------ SUPPLIED INFORMATION
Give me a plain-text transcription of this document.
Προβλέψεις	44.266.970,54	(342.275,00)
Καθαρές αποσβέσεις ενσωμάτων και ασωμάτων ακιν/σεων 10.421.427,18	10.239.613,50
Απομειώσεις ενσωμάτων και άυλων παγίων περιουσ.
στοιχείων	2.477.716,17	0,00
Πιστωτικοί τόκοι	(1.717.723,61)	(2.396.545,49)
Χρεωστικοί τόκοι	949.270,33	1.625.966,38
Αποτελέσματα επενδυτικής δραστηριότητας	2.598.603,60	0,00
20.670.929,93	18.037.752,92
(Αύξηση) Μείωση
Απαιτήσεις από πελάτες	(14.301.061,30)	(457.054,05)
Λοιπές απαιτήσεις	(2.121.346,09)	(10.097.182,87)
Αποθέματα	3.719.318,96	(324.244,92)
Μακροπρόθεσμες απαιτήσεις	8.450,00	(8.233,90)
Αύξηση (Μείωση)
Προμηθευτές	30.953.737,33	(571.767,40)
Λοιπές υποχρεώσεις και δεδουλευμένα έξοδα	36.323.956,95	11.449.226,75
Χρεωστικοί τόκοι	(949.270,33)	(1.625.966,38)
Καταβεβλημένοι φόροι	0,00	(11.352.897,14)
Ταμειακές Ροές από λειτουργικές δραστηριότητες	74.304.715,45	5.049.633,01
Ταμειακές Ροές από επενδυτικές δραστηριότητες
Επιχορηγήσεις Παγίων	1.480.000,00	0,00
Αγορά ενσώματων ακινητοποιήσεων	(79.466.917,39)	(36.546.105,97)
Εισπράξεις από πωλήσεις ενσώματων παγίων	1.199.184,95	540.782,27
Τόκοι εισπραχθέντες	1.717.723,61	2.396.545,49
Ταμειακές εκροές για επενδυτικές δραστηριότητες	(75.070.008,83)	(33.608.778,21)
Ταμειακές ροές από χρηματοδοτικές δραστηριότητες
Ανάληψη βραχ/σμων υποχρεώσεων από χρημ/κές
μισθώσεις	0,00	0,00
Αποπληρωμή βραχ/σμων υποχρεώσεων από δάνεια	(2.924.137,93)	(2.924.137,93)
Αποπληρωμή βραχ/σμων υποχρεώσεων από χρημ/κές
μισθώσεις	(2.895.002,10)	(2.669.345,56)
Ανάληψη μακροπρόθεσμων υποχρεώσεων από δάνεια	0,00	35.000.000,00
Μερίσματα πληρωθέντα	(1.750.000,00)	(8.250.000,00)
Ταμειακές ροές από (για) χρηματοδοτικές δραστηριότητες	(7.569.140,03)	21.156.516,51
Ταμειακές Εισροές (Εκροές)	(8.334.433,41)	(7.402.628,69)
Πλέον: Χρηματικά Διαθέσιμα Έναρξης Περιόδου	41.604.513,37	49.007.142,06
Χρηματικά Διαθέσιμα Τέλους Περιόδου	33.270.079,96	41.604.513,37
------------
[TO BE DONE] Go through the records above and set each one down exactly, please.

[WRITTEN ANSWER]
Give me a plain-text transcription of this document.
Προβλέψεις	44.266.970,54	(342.275,00)
Καθαρές αποσβέσεις ενσωμάτων και ασωμάτων ακιν/σεων 10.421.427,18	10.239.613,50
Απομειώσεις ενσωμάτων και άυλων παγίων περιουσ.
στοιχείων	2.477.716,17	0,00
Πιστωτικοί τόκοι	(1.717.723,61)	(2.396.545,49)
Χρεωστικοί τόκοι	949.270,33	1.625.966,38
Αποτελέσματα επενδυτικής δραστηριότητας	2.598.603,60	0,00
20.670.929,93	18.037.752,92
(Αύξηση) Μείωση
Απαιτήσεις από πελάτες	(14.301.061,30)	(457.054,05)
Λοιπές απαιτήσεις	(2.121.346,09)	(10.097.182,87)
Αποθέματα	3.719.318,96	(324.244,92)
Μακροπρόθεσμες απαιτήσεις	8.450,00	(8.233,90)
Αύξηση (Μείωση)
Προμηθευτές	30.953.737,33	(571.767,40)
Λοιπές υποχρεώσεις και δεδουλευμένα έξοδα	36.323.956,95	11.449.226,75
Χρεωστικοί τόκοι	(949.270,33)	(1.625.966,38)
Καταβεβλημένοι φόροι	0,00	(11.352.897,14)
Ταμειακές Ροές από λειτουργικές δραστηριότητες	74.304.715,45	5.049.633,01
Ταμειακές Ροές από επενδυτικές δραστηριότητες
Επιχορηγήσεις Παγίων	1.480.000,00	0,00
Αγορά ενσώματων ακινητοποιήσεων	(79.466.917,39)	(36.546.105,97)
Εισπράξεις από πωλήσεις ενσώματων παγίων	1.199.184,95	540.782,27
Τόκοι εισπραχθέντες	1.717.723,61	2.396.545,49
Ταμειακές εκροές για επενδυτικές δραστηριότητες	(75.070.008,83)	(33.608.778,21)
Ταμειακές ροές από χρηματοδοτικές δραστηριότητες
Ανάληψη βραχ/σμων υποχρεώσεων από χρημ/κές
μισθώσεις	0,00	0,00
Αποπληρωμή βραχ/σμων υποχρεώσεων από δάνεια	(2.924.137,93)	(2.924.137,93)
Αποπληρωμή βραχ/σμων υποχρεώσεων από χρημ/κές
μισθώσεις	(2.895.002,10)	(2.669.345,56)
Ανάληψη μακροπρόθεσμων υποχρεώσεων από δάνεια	0,00	35.000.000,00
Μερίσματα πληρωθέντα	(1.750.000,00)	(8.250.000,00)
Ταμειακές ροές από (για) χρηματοδοτικές δραστηριότητες	(7.569.140,03)	21.156.516,51
Ταμειακές Εισροές (Εκροές)	(8.334.433,41)	(7.402.628,69)
Πλέον: Χρηματικά Διαθέσιμα Έναρξης Περιόδου	41.604.513,37	49.007.142,06
Χρηματικά Διαθέσιμα Τέλους Περιόδου	33.270.079,96	41.604.513,37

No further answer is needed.